»»
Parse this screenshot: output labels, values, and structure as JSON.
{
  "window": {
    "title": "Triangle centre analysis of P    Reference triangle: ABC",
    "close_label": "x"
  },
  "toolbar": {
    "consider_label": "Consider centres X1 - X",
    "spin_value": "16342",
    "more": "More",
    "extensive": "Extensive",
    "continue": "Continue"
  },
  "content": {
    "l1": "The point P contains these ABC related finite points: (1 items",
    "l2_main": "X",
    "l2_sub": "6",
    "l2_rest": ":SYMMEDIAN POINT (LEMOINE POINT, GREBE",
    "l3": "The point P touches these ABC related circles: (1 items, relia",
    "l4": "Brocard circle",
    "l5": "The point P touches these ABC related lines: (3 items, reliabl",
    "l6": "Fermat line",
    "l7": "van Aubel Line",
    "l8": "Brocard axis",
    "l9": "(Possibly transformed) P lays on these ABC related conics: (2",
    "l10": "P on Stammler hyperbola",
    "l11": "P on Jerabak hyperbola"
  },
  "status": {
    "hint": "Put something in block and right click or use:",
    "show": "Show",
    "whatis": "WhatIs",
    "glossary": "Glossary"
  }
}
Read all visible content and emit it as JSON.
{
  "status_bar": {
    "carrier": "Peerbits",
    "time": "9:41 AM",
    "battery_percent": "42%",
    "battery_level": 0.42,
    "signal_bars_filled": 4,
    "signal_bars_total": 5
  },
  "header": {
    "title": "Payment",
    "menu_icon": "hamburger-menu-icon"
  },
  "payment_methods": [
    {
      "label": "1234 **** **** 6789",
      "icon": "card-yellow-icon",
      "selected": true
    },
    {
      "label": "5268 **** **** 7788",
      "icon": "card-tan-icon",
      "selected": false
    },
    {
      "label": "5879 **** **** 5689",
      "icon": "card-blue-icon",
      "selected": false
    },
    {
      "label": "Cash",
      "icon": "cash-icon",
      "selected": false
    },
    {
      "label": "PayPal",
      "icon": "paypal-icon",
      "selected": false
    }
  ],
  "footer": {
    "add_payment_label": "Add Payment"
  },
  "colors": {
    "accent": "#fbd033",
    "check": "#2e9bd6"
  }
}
««
Requirements: Output every line above without altering anything.

Completed task:
Parse this screenshot: output labels, values, and structure as JSON.
{
  "window": {
    "title": "Triangle centre analysis of P    Reference triangle: ABC",
    "close_label": "x"
  },
  "toolbar": {
    "consider_label": "Consider centres X1 - X",
    "spin_value": "16342",
    "more": "More",
    "extensive": "Extensive",
    "continue": "Continue"
  },
  "content": {
    "l1": "The point P contains these ABC related finite points: (1 items",
    "l2_main": "X",
    "l2_sub": "6",
    "l2_rest": ":SYMMEDIAN POINT (LEMOINE POINT, GREBE",
    "l3": "The point P touches these ABC related circles: (1 items, relia",
    "l4": "Brocard circle",
    "l5": "The point P touches these ABC related lines: (3 items, reliabl",
    "l6": "Fermat line",
    "l7": "van Aubel Line",
    "l8": "Brocard axis",
    "l9": "(Possibly transformed) P lays on these ABC related conics: (2",
    "l10": "P on Stammler hyperbola",
    "l11": "P on Jerabak hyperbola"
  },
  "status": {
    "hint": "Put something in block and right click or use:",
    "show": "Show",
    "whatis": "WhatIs",
    "glossary": "Glossary"
  }
}
Read all visible content and emit it as JSON.
{
  "status_bar": {
    "carrier": "Peerbits",
    "time": "9:41 AM",
    "battery_percent": "42%",
    "battery_level": 0.42,
    "signal_bars_filled": 4,
    "signal_bars_total": 5
  },
  "header": {
    "title": "Payment",
    "menu_icon": "hamburger-menu-icon"
  },
  "payment_methods": [
    {
      "label": "1234 **** **** 6789",
      "icon": "card-yellow-icon",
      "selected": true
    },
    {
      "label": "5268 **** **** 7788",
      "icon": "card-tan-icon",
      "selected": false
    },
    {
      "label": "5879 **** **** 5689",
      "icon": "card-blue-icon",
      "selected": false
    },
    {
      "label": "Cash",
      "icon": "cash-icon",
      "selected": false
    },
    {
      "label": "PayPal",
      "icon": "paypal-icon",
      "selected": false
    }
  ],
  "footer": {
    "add_payment_label": "Add Payment"
  },
  "colors": {
    "accent": "#fbd033",
    "check": "#2e9bd6"
  }
}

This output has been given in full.